━━━━━ LISTING

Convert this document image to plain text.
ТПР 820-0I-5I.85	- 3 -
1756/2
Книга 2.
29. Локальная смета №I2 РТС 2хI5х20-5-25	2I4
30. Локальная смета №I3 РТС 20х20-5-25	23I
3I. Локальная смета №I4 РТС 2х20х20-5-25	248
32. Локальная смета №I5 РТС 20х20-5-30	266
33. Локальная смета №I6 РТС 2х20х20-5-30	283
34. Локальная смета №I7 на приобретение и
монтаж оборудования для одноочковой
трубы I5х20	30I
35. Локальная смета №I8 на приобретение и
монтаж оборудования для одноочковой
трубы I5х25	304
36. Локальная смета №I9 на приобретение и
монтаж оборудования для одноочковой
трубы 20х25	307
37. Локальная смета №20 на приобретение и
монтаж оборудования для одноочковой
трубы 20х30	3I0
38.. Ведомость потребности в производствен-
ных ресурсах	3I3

━━━━━━━━━━
━━━━━ LISTING

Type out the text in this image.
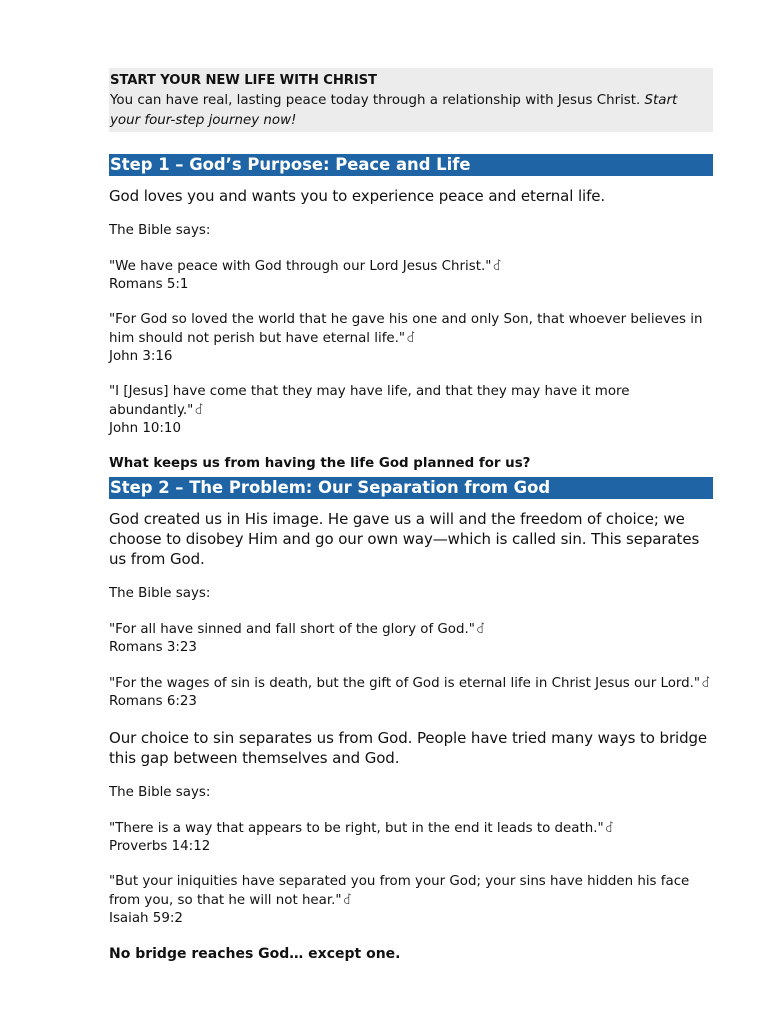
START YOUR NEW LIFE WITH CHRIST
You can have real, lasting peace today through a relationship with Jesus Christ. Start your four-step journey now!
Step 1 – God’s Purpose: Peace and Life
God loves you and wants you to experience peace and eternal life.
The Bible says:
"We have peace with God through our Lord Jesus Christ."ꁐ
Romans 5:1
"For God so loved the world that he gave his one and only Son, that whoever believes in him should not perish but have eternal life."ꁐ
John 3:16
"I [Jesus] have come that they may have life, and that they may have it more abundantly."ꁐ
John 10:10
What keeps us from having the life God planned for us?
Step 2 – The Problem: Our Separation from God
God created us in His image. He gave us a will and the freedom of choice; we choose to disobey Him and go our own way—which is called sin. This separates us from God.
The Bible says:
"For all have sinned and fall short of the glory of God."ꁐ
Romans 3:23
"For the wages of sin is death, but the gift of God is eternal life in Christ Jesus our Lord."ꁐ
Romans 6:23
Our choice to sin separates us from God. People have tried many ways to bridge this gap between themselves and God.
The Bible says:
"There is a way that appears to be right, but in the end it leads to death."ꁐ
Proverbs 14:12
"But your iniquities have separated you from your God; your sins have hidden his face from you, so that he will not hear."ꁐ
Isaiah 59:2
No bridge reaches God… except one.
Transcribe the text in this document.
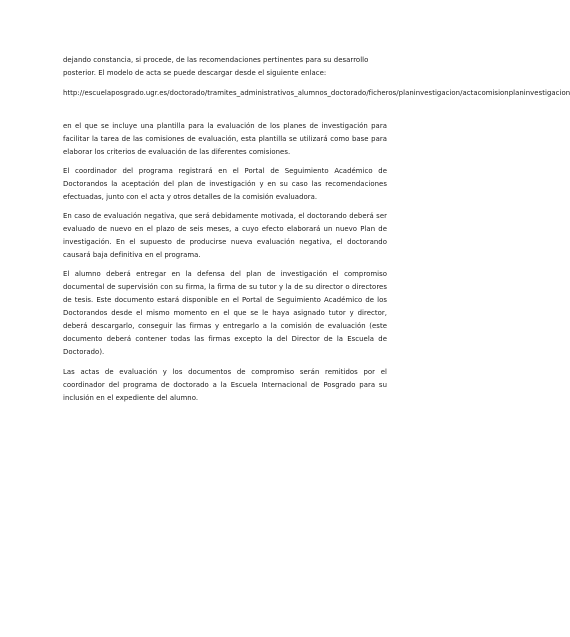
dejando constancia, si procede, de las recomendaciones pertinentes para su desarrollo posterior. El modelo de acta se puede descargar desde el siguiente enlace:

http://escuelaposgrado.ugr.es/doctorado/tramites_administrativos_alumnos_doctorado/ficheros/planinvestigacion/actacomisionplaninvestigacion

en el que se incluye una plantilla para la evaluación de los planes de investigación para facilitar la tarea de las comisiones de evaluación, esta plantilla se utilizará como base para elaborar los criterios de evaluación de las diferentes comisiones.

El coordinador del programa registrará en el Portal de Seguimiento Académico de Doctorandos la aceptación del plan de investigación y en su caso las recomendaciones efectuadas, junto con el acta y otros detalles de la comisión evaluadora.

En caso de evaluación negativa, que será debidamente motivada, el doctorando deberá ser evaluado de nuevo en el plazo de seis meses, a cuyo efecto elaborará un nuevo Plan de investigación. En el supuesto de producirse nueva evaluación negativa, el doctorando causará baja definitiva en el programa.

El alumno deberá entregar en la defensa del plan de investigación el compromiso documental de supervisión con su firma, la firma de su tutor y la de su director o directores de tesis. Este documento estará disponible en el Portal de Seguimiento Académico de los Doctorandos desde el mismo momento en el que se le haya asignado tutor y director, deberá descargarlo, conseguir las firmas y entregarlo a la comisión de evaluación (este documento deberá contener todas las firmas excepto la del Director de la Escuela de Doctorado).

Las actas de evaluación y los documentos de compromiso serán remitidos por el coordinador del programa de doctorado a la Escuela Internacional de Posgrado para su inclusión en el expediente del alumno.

━━━━━━━━━━

EXERCISE DIRECTIONS
Count the lines that include the word "Portal" and state the result as a bare number.

RESPONSE TO THE TASK
2